__TEXT BLOCK__

########

Frenemies of Free Speech
The damage that benevolent censors do.
Mar 21, 2011, Vol. 16, No. 26 • By SAM SCHULMAN
This weekend is the anniversary of the first truly liberal attempt to prevent hatred by restricting free speech. On March 15, 1939, Denmark made it a criminal act to spread “false rumors or accusations” in order to incite “hatred against a group of the Danish population because of its creed, race, or nationality”—with a fine for those who did so in speech and detention or prison for those who did so in print or broadcasts. The law was designed to hamper the activities of Danish Nazi sympathizers. On May 31 the same year, Denmark made itself even more secure against Nazism by signing a non-aggression pact with Germany. Less than a year later, Hitler initiated the six-hour conquest of Denmark by putting an armored battalion on the regular ferryboat from Rostock to Denmark. The treaty didn’t stop him, nor did the fear of feloniously violating Section 266b of the Danish Penal Code by inciting hatred against Jews and Communists.
The German Army packed its bags in 1945, but Section 266b remains in force, much modernized (it now applies to hatred of any group, not just Danes, and prohibits insults to sexual identity), a standing rebuke to what Europeans call “the American version” of free speech: freedom to speak unconstrained by restrictions against “hate,” against insulting or offending individuals or groups, and without special protection for specific religions (Islam), races, or historical facts. In 2011 so far, American-style free speech has been widely condemned (for the Tucson mass murder, notably), though it has also had moments of popularity, particularly since the Arab revolutions began in Tunisia, and again with the madcap activities of public employee unions in Wisconsin. Even Tom Friedman took a holiday from his admiration for Chinese autocracy to celebrate the Twitter revolutions.

########

__RECORDS SUPPLIED__
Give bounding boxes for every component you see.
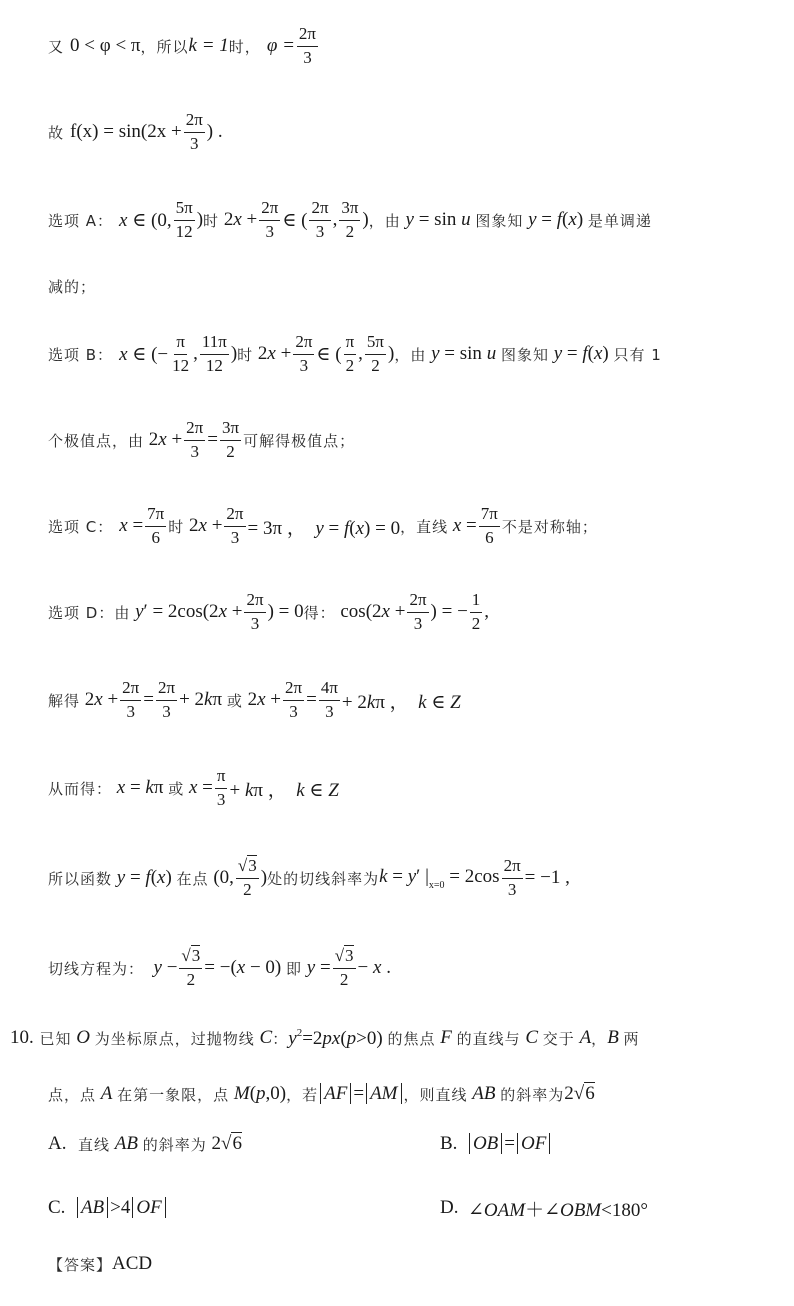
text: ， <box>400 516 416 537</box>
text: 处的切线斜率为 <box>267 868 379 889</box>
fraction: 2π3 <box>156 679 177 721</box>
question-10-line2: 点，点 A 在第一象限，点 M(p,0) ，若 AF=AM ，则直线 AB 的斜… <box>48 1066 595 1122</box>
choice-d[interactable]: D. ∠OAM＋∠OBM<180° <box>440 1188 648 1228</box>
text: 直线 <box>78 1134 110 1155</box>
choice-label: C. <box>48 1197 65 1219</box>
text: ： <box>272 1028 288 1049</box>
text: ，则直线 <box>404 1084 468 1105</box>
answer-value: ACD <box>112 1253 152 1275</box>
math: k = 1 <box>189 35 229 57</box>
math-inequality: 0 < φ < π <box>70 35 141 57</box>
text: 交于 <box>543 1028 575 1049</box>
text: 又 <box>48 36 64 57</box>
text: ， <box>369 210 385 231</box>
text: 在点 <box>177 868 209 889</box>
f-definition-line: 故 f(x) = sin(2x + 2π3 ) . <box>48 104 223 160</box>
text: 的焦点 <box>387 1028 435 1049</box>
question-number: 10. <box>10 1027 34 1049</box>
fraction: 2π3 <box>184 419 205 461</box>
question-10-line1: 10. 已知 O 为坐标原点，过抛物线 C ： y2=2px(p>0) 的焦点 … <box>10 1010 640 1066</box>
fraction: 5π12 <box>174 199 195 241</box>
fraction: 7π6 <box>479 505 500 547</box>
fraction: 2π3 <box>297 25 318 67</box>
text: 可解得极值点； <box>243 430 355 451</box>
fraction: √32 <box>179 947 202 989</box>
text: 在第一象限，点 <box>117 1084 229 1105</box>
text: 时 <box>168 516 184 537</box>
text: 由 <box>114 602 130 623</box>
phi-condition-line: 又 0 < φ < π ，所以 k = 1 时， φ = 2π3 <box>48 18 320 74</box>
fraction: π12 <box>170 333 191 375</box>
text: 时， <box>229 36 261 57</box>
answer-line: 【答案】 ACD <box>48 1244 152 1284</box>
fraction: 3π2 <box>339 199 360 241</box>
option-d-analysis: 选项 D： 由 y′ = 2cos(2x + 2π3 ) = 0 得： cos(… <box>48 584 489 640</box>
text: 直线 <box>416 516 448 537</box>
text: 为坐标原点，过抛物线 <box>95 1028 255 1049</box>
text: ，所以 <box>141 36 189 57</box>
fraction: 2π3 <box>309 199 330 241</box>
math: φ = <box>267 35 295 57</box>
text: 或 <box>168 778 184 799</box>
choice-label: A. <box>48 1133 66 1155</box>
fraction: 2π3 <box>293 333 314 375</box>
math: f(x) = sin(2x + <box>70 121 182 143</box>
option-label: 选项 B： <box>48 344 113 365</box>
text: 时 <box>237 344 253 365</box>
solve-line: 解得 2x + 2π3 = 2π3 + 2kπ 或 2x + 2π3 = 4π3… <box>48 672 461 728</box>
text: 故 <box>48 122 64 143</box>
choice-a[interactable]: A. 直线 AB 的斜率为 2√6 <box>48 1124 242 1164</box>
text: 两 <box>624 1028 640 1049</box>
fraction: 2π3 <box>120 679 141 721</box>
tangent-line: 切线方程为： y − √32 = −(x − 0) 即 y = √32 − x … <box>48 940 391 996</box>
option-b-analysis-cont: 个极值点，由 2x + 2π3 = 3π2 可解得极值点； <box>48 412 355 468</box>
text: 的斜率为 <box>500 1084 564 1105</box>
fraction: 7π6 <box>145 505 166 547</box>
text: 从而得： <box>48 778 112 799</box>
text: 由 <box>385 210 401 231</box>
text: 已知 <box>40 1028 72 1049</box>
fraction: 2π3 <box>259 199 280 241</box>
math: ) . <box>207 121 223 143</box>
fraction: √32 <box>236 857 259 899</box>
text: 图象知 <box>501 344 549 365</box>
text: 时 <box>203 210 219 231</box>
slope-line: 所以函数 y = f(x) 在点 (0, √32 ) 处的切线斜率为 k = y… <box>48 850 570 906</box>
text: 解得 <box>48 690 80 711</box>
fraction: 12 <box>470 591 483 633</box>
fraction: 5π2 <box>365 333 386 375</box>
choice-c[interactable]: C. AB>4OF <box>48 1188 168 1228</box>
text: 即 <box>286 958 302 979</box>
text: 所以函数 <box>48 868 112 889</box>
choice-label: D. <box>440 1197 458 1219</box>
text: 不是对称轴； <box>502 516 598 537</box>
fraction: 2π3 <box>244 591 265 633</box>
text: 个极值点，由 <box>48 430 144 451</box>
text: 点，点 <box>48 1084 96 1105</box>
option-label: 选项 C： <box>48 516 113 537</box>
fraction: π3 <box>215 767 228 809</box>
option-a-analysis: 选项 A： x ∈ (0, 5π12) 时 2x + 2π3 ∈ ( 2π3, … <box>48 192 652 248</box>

########

__INSTRUCTION 1__
Print the passage of the free speech essay between "The German Army" and "the Twitter revolutions.", inclusive, word for word.
__INSTRUCTION 2__
In the free speech essay, on what date did Denmark sign a non-aggression pact with Germany?
__INSTRUCTION 3__
According to the free speech essay, what was Denmark's 1939 law against spreading hateful false rumors meant to accomplish?
The data come from a separate source.

__COMPLETE RESPONSE 1__
The German Army packed its bags in 1945, but Section 266b remains in force, much modernized (it now applies to hatred of any group, not just Danes, and prohibits insults to sexual identity), a standing rebuke to what Europeans call “the American version” of free speech: freedom to speak unconstrained by restrictions against “hate,” against insulting or offending individuals or groups, and without special protection for specific religions (Islam), races, or historical facts. In 2011 so far, American-style free speech has been widely condemned (for the Tucson mass murder, notably), though it has also had moments of popularity, particularly since the Arab revolutions began in Tunisia, and again with the madcap activities of public employee unions in Wisconsin. Even Tom Friedman took a holiday from his admiration for Chinese autocracy to celebrate the Twitter revolutions.

__COMPLETE RESPONSE 2__
May 31, 1939.

__COMPLETE RESPONSE 3__
The law was designed to hamper the activities of Danish Nazi sympathizers. It made spreading false rumors or accusations to incite hatred against a group of the Danish population a criminal act.